[Data excerpts]
* Start *

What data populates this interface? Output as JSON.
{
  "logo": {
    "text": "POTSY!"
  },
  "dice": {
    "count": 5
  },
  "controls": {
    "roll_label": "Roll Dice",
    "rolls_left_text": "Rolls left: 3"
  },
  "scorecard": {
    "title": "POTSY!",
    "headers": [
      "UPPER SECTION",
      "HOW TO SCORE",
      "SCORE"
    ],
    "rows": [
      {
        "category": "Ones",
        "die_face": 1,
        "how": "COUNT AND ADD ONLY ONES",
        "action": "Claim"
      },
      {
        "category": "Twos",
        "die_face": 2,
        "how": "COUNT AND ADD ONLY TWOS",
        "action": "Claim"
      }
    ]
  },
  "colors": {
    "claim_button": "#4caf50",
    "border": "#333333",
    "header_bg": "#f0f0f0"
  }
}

* End *
* Start *

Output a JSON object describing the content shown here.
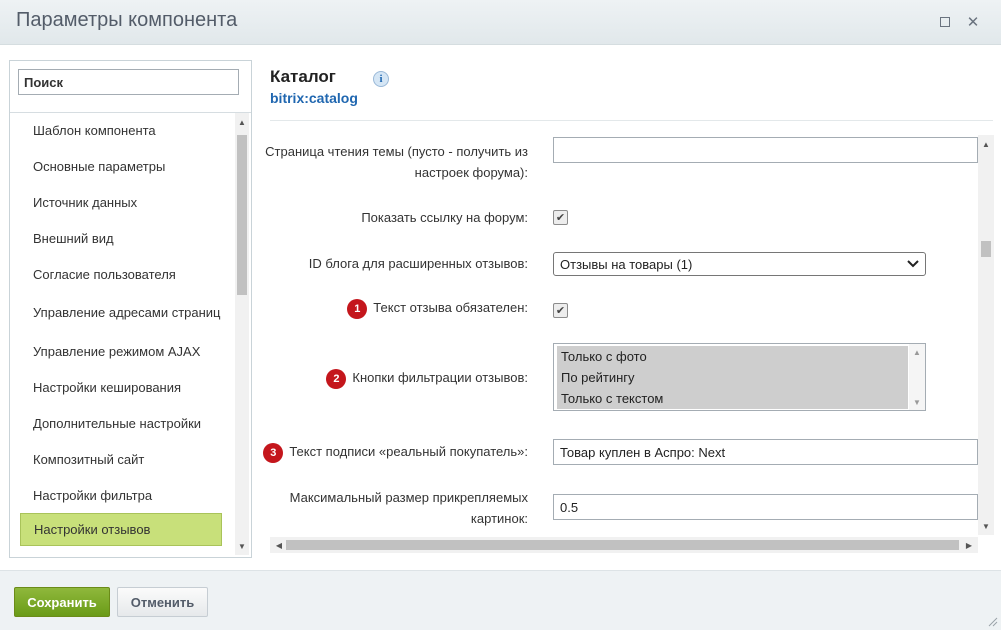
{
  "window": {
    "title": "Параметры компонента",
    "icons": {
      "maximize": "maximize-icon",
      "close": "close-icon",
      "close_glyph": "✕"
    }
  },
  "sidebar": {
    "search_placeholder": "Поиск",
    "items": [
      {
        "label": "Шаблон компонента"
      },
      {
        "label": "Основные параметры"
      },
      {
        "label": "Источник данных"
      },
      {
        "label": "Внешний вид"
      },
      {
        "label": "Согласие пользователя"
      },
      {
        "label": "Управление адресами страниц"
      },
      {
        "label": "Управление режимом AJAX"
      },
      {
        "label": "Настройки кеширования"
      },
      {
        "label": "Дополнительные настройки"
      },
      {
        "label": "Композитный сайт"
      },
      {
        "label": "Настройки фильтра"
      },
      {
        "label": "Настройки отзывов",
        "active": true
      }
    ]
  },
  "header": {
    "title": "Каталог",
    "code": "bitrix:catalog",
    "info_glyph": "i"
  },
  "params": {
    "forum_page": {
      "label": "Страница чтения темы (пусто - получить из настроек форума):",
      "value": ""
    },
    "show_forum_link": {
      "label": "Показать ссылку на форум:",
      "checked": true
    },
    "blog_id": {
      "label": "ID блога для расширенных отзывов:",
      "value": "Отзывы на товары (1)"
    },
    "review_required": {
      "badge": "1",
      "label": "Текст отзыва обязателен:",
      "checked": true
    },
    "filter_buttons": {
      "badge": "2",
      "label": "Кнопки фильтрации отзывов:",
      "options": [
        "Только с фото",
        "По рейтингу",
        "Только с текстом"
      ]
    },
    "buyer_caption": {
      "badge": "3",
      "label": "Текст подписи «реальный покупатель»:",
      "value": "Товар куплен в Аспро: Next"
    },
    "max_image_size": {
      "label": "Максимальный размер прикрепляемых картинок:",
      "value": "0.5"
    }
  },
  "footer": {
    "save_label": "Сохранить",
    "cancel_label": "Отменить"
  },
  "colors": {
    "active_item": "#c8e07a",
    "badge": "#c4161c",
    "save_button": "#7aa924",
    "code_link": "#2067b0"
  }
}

* End *

### Exercise requirements
Count the lines that include the word "компонента" and state the result as a bare number.

### Result of this exercise
2